▶ Task data:
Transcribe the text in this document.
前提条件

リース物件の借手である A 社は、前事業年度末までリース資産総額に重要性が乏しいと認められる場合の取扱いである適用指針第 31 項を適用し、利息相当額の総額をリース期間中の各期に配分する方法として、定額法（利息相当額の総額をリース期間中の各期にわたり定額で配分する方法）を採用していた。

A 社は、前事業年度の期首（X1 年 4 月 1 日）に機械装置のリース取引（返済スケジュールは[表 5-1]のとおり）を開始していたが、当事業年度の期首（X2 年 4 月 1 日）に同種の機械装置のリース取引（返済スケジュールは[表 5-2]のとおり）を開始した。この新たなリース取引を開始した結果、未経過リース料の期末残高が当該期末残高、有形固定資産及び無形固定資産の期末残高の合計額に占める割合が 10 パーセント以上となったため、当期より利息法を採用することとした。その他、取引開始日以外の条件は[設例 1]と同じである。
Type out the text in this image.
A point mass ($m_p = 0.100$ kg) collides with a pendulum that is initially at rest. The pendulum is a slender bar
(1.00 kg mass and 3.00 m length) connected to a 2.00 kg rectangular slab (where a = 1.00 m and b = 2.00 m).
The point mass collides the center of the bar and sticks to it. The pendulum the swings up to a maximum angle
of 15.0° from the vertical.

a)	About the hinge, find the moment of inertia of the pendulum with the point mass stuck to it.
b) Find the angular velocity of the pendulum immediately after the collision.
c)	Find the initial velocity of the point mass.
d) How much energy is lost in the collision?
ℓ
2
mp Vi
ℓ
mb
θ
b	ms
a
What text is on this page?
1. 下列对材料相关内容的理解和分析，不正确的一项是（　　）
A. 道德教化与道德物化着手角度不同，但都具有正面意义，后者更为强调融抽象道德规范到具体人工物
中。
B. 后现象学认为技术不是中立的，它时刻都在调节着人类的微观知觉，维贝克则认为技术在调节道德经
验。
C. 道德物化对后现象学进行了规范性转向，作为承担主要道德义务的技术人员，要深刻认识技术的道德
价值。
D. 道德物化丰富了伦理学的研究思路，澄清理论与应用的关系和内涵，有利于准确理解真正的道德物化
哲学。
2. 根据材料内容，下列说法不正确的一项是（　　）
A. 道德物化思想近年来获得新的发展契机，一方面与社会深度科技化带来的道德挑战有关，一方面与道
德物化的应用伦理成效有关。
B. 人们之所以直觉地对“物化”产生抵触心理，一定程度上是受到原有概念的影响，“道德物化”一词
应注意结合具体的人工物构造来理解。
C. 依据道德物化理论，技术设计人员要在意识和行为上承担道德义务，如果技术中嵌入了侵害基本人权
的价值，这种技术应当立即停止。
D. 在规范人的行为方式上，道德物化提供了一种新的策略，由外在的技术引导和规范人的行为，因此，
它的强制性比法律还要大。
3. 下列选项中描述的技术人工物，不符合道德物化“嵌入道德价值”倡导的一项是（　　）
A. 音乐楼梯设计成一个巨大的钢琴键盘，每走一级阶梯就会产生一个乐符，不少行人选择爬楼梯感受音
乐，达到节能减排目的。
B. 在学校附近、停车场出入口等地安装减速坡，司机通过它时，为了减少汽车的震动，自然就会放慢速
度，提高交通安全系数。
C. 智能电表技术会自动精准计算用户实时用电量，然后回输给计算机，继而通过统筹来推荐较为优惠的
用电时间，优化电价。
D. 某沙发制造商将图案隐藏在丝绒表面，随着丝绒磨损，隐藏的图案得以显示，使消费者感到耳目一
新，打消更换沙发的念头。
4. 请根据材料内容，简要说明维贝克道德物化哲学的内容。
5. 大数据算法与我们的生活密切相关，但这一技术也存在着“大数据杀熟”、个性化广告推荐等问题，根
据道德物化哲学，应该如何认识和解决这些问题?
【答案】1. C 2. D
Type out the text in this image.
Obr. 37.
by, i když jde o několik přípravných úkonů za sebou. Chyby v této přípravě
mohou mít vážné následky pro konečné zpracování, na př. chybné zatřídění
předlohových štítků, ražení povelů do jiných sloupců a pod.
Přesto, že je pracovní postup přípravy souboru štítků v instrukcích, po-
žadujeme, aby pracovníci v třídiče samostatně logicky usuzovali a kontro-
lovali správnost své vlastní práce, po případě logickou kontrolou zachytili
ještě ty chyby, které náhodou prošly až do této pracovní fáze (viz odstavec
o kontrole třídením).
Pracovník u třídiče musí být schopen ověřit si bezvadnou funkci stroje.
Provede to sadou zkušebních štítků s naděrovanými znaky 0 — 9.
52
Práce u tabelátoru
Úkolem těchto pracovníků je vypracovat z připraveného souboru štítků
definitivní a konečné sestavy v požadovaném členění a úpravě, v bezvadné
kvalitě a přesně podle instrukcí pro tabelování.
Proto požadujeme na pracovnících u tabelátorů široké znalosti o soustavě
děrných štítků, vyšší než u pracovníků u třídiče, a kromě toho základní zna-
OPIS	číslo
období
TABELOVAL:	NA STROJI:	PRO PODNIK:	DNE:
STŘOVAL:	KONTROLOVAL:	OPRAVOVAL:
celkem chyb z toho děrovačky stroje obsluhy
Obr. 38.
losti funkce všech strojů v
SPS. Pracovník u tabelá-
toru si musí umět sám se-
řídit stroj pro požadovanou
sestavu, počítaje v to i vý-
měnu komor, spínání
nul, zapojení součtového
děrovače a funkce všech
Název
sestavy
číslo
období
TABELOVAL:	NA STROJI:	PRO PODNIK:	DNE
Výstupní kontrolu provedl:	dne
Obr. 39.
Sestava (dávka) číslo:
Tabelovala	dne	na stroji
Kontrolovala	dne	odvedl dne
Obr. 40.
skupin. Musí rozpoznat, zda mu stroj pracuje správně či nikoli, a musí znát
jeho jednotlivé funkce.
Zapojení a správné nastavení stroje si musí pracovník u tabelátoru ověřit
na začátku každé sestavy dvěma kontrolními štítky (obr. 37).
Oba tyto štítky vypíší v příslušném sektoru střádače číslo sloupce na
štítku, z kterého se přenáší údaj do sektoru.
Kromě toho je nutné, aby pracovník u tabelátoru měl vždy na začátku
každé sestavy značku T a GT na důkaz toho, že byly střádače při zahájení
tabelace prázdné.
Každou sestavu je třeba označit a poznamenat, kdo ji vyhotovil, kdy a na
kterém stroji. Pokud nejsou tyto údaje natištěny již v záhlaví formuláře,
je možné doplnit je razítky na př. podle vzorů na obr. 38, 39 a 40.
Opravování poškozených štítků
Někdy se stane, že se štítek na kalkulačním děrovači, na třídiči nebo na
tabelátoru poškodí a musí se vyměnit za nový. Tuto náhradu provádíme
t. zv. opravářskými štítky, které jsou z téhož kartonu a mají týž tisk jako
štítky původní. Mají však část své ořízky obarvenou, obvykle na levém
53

▶ What is being asked:
Copy out every line from the records that has the word "PODNIK".

▶ Solution:
TABELOVAL:	NA STROJI:	PRO PODNIK:	DNE:
TABELOVAL:	NA STROJI:	PRO PODNIK:	DNE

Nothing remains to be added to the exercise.